- _WHAT THE EXERCISE ASKS_
Track down the lines that contain "link" and copy them.

(Stored items from a collection)
--------------------------------

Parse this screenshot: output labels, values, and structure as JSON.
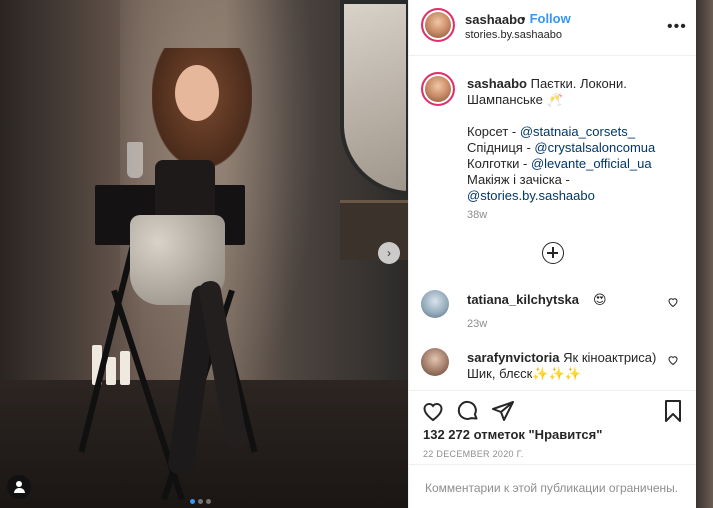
{
  "post": {
    "username": "sashaabo",
    "follow_separator": "•",
    "follow_label": "Follow",
    "location": "stories.by.sashaabo",
    "more_icon": "•••",
    "next_icon": "›"
  },
  "caption": {
    "username": "sashaabo",
    "line1": "Паєтки. Локони. Шампанське 🥂",
    "items": [
      {
        "label": "Корсет - ",
        "link": "@statnaia_corsets_"
      },
      {
        "label": "Спідниця - ",
        "link": "@crystalsaloncomua"
      },
      {
        "label": "Колготки - ",
        "link": "@levante_official_ua"
      },
      {
        "label": "Макіяж і зачіска - ",
        "link": "@stories.by.sashaabo"
      }
    ],
    "time": "38w"
  },
  "comments": [
    {
      "username": "tatiana_kilchytska",
      "text": "😍",
      "time": "23w"
    },
    {
      "username": "sarafynvictoria",
      "text": "Як кіноактриса) Шик, блєск✨✨✨",
      "time": ""
    }
  ],
  "likes": "132 272 отметок \"Нравится\"",
  "date": "22 DECEMBER 2020 Г.",
  "comments_disabled": "Комментарии к этой публикации ограничены.",
  "icons": [
    "heart-icon",
    "comment-icon",
    "share-icon",
    "bookmark-icon",
    "plus-circle-icon",
    "more-icon",
    "user-tag-icon"
  ],
  "colors": {
    "accent": "#3897f0",
    "link": "#00376b",
    "muted": "#8e8e8e",
    "text": "#262626"
  }
}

--------------------------------

- _TASK SOLUTION_
        "link": "@statnaia_corsets_"
        "link": "@crystalsaloncomua"
        "link": "@levante_official_ua"
        "link": "@stories.by.sashaabo"
    "link": "#00376b",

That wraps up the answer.